Data records:

-.-.-

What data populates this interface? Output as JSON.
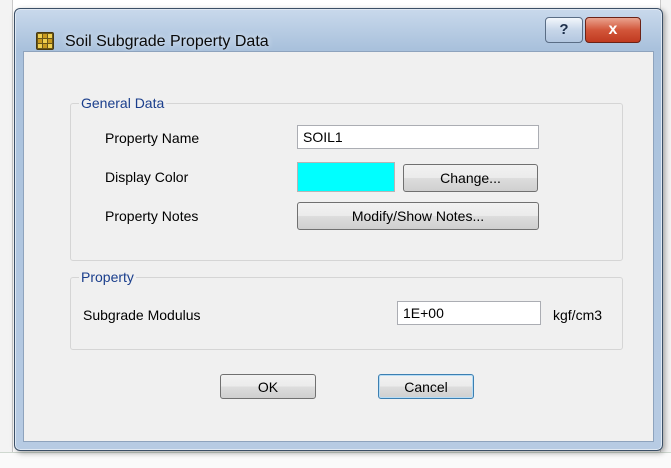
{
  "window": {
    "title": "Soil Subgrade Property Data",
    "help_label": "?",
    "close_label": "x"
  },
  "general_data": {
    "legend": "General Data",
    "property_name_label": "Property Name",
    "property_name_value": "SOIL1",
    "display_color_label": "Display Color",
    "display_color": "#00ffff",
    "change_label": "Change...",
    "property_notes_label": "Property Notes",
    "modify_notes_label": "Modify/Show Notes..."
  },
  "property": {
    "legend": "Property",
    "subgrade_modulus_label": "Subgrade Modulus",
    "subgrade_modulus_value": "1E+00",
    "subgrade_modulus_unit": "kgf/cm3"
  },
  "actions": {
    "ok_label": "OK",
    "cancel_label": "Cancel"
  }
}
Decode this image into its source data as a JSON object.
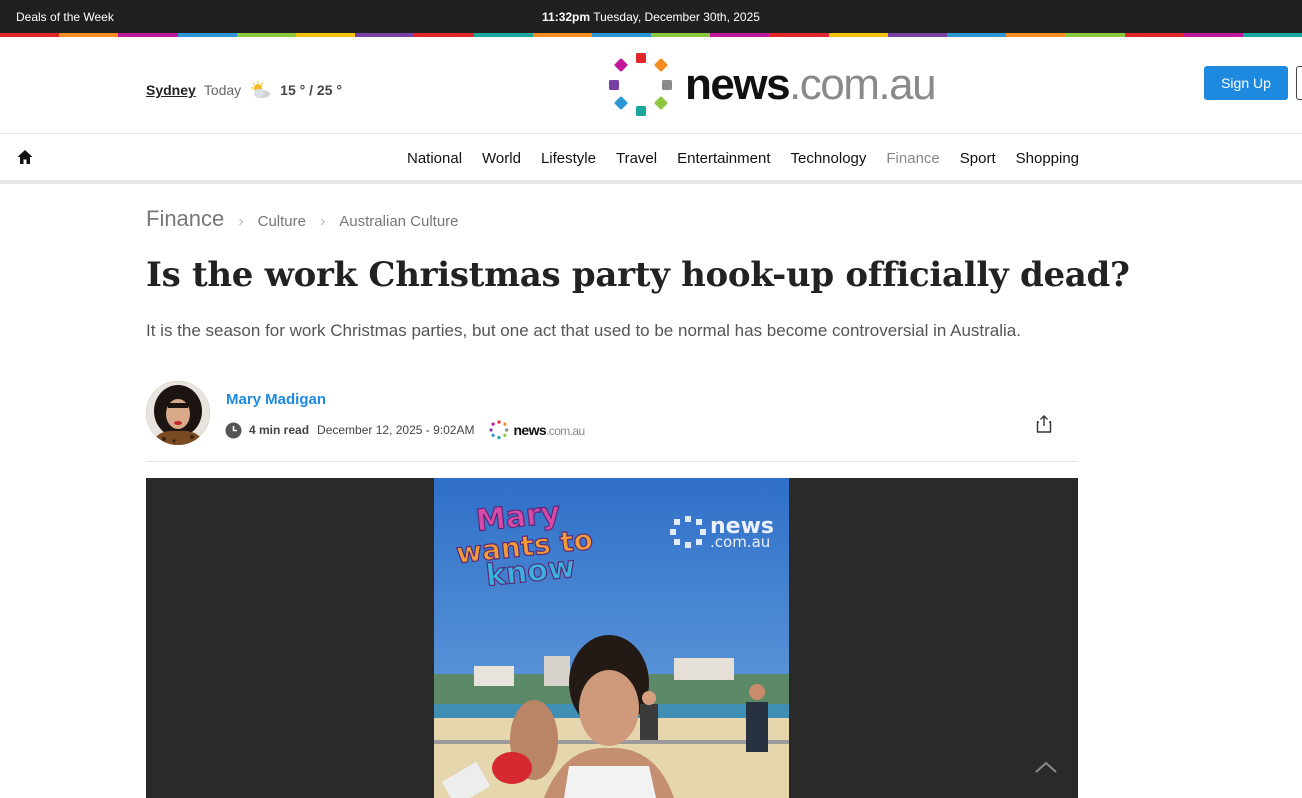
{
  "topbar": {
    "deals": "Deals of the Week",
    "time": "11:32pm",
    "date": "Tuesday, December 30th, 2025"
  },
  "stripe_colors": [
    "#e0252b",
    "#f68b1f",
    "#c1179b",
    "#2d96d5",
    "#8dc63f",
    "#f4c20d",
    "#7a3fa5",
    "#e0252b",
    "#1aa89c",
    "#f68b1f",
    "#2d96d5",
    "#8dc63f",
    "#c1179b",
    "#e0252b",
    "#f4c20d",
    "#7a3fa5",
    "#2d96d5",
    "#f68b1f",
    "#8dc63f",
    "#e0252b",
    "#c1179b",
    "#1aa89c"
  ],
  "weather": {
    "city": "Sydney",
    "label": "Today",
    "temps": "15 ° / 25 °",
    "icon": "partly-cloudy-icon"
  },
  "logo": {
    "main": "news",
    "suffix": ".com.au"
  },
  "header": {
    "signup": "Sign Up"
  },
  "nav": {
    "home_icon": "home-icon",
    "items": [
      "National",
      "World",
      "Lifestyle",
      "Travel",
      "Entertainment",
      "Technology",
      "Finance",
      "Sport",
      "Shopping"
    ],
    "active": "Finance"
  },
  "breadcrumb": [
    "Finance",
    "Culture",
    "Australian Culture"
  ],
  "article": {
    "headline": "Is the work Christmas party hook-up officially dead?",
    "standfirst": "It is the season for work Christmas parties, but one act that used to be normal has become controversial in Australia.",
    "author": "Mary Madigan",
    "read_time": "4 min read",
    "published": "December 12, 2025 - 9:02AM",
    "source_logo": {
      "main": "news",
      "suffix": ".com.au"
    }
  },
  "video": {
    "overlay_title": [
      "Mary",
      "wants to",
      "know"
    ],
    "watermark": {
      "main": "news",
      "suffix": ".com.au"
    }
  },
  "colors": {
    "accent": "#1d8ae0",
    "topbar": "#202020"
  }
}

-.-.-

● Requirements:
Please copy exactly the lines from the one containing "Decode this image" through the last line of the records above, both included, and leave out any pictures.

● Result below:
Decode this image into its source data as a JSON object.
{
  "topbar": {
    "deals": "Deals of the Week",
    "time": "11:32pm",
    "date": "Tuesday, December 30th, 2025"
  },
  "stripe_colors": [
    "#e0252b",
    "#f68b1f",
    "#c1179b",
    "#2d96d5",
    "#8dc63f",
    "#f4c20d",
    "#7a3fa5",
    "#e0252b",
    "#1aa89c",
    "#f68b1f",
    "#2d96d5",
    "#8dc63f",
    "#c1179b",
    "#e0252b",
    "#f4c20d",
    "#7a3fa5",
    "#2d96d5",
    "#f68b1f",
    "#8dc63f",
    "#e0252b",
    "#c1179b",
    "#1aa89c"
  ],
  "weather": {
    "city": "Sydney",
    "label": "Today",
    "temps": "15 ° / 25 °",
    "icon": "partly-cloudy-icon"
  },
  "logo": {
    "main": "news",
    "suffix": ".com.au"
  },
  "header": {
    "signup": "Sign Up"
  },
  "nav": {
    "home_icon": "home-icon",
    "items": [
      "National",
      "World",
      "Lifestyle",
      "Travel",
      "Entertainment",
      "Technology",
      "Finance",
      "Sport",
      "Shopping"
    ],
    "active": "Finance"
  },
  "breadcrumb": [
    "Finance",
    "Culture",
    "Australian Culture"
  ],
  "article": {
    "headline": "Is the work Christmas party hook-up officially dead?",
    "standfirst": "It is the season for work Christmas parties, but one act that used to be normal has become controversial in Australia.",
    "author": "Mary Madigan",
    "read_time": "4 min read",
    "published": "December 12, 2025 - 9:02AM",
    "source_logo": {
      "main": "news",
      "suffix": ".com.au"
    }
  },
  "video": {
    "overlay_title": [
      "Mary",
      "wants to",
      "know"
    ],
    "watermark": {
      "main": "news",
      "suffix": ".com.au"
    }
  },
  "colors": {
    "accent": "#1d8ae0",
    "topbar": "#202020"
  }
}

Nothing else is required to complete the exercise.